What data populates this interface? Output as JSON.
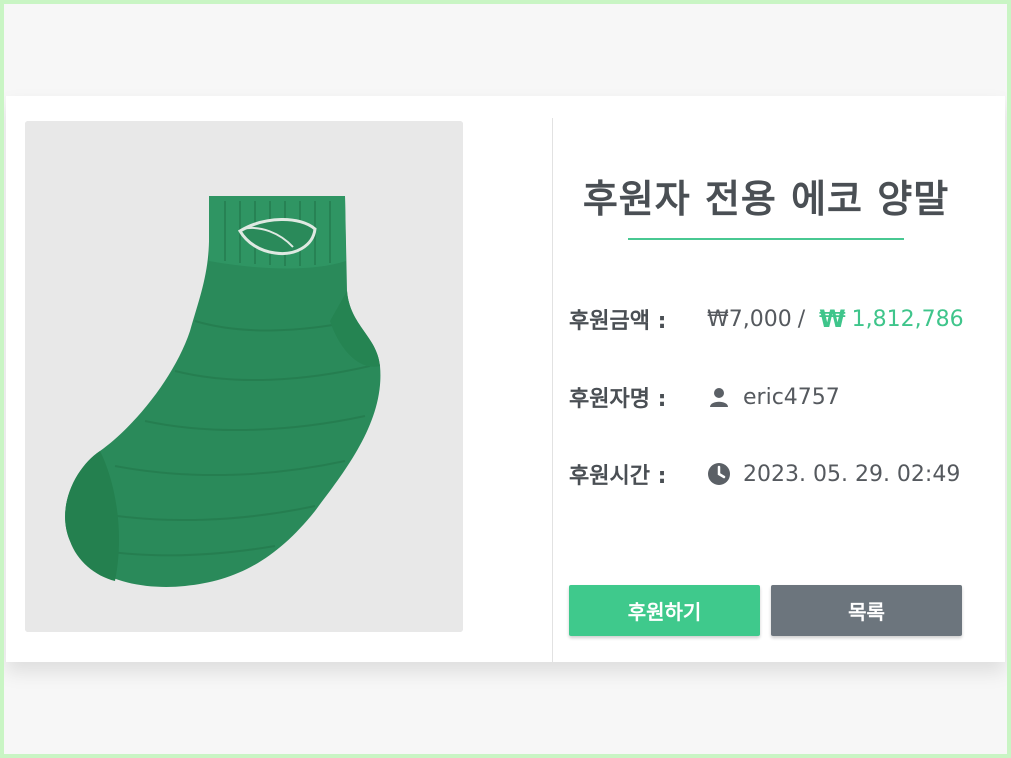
{
  "product": {
    "title": "후원자 전용 에코 양말",
    "image_icon": "green-ankle-sock-image"
  },
  "details": {
    "amount_label": "후원금액 :",
    "amount_value": "₩7,000",
    "amount_sep": "/",
    "total_icon": "won-icon",
    "total_symbol": "₩",
    "total_value": "1,812,786",
    "name_label": "후원자명 :",
    "name_icon": "user-icon",
    "name_value": "eric4757",
    "time_label": "후원시간 :",
    "time_icon": "clock-icon",
    "time_value": "2023. 05. 29. 02:49"
  },
  "actions": {
    "donate_label": "후원하기",
    "list_label": "목록"
  },
  "colors": {
    "accent": "#3fc98c",
    "secondary": "#6c757d",
    "text": "#4a4f54"
  }
}
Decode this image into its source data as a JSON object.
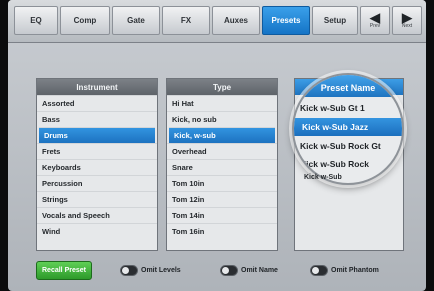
{
  "tabs": [
    {
      "label": "EQ"
    },
    {
      "label": "Comp"
    },
    {
      "label": "Gate"
    },
    {
      "label": "FX"
    },
    {
      "label": "Auxes"
    },
    {
      "label": "Presets",
      "active": true
    },
    {
      "label": "Setup"
    }
  ],
  "nav": {
    "prev_arrow": "◀",
    "prev_label": "Prev",
    "next_arrow": "▶",
    "next_label": "Next"
  },
  "instrument": {
    "header": "Instrument",
    "items": [
      "Assorted",
      "Bass",
      "Drums",
      "Frets",
      "Keyboards",
      "Percussion",
      "Strings",
      "Vocals and Speech",
      "Wind"
    ],
    "selected_index": 2
  },
  "type": {
    "header": "Type",
    "items": [
      "Hi Hat",
      "Kick, no sub",
      "Kick, w-sub",
      "Overhead",
      "Snare",
      "Tom 10in",
      "Tom 12in",
      "Tom 14in",
      "Tom 16in"
    ],
    "selected_index": 2
  },
  "preset_name": {
    "header": "Preset Name",
    "items": [
      "Kick w-Sub Gt 1",
      "Kick w-Sub Jazz",
      "Kick w-Sub Rock Gt",
      "Kick w-Sub Rock",
      "Kick w-Sub"
    ],
    "selected_index": 1
  },
  "controls": {
    "recall_label": "Recall Preset",
    "omit_levels": "Omit Levels",
    "omit_name": "Omit Name",
    "omit_phantom": "Omit Phantom"
  },
  "colors": {
    "accent": "#1f78c8",
    "recall": "#3aa236"
  }
}
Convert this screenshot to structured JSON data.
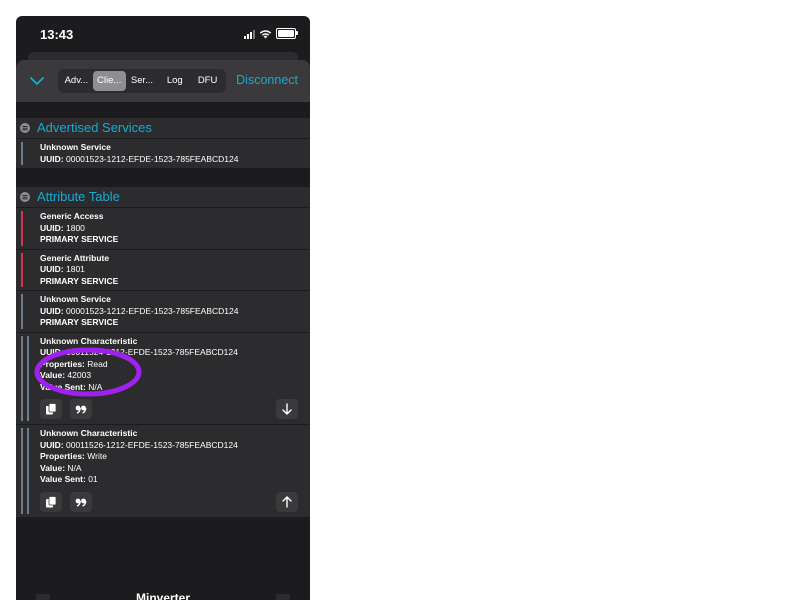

====================

## Exercise details:
Reproduce all of the data exactly; the pictures do not belong in the copy.

## Result of this exercise:
What data populates this interface? Output as JSON.
{
  "product": {
    "title": "후원자 전용 에코 양말",
    "image_icon": "green-ankle-sock-image"
  },
  "details": {
    "amount_label": "후원금액 :",
    "amount_value": "₩7,000",
    "amount_sep": "/",
    "total_icon": "won-icon",
    "total_symbol": "₩",
    "total_value": "1,812,786",
    "name_label": "후원자명 :",
    "name_icon": "user-icon",
    "name_value": "eric4757",
    "time_label": "후원시간 :",
    "time_icon": "clock-icon",
    "time_value": "2023. 05. 29. 02:49"
  },
  "actions": {
    "donate_label": "후원하기",
    "list_label": "목록"
  },
  "colors": {
    "accent": "#3fc98c",
    "secondary": "#6c757d",
    "text": "#4a4f54"
  }
}
Decode this image into its source data as a JSON object.
{
  "tabs": [
    {
      "label": "EQ"
    },
    {
      "label": "Comp"
    },
    {
      "label": "Gate"
    },
    {
      "label": "FX"
    },
    {
      "label": "Auxes"
    },
    {
      "label": "Presets",
      "active": true
    },
    {
      "label": "Setup"
    }
  ],
  "nav": {
    "prev_arrow": "◀",
    "prev_label": "Prev",
    "next_arrow": "▶",
    "next_label": "Next"
  },
  "instrument": {
    "header": "Instrument",
    "items": [
      "Assorted",
      "Bass",
      "Drums",
      "Frets",
      "Keyboards",
      "Percussion",
      "Strings",
      "Vocals and Speech",
      "Wind"
    ],
    "selected_index": 2
  },
  "type": {
    "header": "Type",
    "items": [
      "Hi Hat",
      "Kick, no sub",
      "Kick, w-sub",
      "Overhead",
      "Snare",
      "Tom 10in",
      "Tom 12in",
      "Tom 14in",
      "Tom 16in"
    ],
    "selected_index": 2
  },
  "preset_name": {
    "header": "Preset Name",
    "items": [
      "Kick w-Sub Gt 1",
      "Kick w-Sub Jazz",
      "Kick w-Sub Rock Gt",
      "Kick w-Sub Rock",
      "Kick w-Sub"
    ],
    "selected_index": 1
  },
  "controls": {
    "recall_label": "Recall Preset",
    "omit_levels": "Omit Levels",
    "omit_name": "Omit Name",
    "omit_phantom": "Omit Phantom"
  },
  "colors": {
    "accent": "#1f78c8",
    "recall": "#3aa236"
  }
}
Convert this screenshot to structured JSON data.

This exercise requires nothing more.